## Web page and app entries
"""

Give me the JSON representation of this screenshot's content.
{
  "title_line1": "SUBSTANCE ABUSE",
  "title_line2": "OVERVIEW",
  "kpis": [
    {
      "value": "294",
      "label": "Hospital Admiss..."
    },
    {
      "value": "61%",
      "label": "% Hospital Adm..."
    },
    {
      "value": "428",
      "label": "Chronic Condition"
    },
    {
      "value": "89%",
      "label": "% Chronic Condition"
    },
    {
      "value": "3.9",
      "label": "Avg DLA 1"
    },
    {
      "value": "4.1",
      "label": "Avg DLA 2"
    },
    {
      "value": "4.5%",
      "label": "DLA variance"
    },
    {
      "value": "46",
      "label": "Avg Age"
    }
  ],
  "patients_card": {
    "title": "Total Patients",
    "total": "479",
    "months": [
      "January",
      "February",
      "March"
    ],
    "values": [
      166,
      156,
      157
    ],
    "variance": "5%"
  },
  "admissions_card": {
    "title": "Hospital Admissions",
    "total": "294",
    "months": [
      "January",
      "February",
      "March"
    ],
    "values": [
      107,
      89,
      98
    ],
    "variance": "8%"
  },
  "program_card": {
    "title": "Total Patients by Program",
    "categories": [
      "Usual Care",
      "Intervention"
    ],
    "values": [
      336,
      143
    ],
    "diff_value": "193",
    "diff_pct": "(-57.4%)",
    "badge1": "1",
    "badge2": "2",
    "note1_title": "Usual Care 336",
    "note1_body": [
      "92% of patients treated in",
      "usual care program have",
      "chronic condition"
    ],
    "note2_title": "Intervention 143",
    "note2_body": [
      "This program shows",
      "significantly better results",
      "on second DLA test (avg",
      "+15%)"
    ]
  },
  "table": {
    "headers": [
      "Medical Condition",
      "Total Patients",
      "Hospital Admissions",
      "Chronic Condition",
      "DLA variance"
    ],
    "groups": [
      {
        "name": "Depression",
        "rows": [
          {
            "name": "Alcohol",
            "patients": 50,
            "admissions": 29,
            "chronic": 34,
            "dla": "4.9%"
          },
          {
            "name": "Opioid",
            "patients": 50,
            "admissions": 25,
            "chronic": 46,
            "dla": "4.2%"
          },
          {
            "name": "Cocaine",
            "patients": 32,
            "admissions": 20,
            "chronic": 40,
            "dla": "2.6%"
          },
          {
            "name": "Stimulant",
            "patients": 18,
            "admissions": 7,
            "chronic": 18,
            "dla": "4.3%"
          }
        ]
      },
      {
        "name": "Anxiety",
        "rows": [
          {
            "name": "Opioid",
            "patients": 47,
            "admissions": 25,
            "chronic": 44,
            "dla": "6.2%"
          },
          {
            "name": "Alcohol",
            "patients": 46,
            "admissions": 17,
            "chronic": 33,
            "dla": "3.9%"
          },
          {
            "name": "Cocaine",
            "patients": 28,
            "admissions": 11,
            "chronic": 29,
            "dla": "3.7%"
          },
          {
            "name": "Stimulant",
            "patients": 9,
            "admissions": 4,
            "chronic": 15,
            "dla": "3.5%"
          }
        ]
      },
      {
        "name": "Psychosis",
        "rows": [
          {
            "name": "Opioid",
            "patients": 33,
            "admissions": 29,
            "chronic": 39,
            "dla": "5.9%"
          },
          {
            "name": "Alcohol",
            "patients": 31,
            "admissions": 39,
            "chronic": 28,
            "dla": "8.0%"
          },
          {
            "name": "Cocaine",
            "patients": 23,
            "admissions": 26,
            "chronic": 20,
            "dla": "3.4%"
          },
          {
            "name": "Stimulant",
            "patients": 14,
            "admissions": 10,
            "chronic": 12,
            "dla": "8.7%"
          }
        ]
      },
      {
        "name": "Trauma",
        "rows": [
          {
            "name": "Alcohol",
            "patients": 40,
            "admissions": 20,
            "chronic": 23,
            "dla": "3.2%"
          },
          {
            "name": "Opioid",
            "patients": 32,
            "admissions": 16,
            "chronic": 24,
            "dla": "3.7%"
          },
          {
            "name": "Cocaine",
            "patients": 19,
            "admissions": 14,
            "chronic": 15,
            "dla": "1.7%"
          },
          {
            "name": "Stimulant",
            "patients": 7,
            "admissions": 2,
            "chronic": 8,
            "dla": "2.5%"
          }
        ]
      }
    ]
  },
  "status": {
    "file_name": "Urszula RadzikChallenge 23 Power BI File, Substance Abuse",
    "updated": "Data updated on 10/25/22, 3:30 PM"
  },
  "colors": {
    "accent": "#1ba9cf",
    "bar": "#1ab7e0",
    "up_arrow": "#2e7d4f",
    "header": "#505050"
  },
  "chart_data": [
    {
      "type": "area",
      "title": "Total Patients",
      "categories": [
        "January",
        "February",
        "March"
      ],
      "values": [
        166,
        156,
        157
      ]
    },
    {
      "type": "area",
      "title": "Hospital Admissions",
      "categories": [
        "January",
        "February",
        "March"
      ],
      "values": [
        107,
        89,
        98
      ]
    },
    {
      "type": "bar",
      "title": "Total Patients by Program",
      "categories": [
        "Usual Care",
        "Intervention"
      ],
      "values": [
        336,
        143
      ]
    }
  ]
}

"""

## ABOUT THIS EXERCISE
Go through the entries above and report how many lines hold the word "Hospital". Nothing but the number is needed.

## ANSWER AREA
5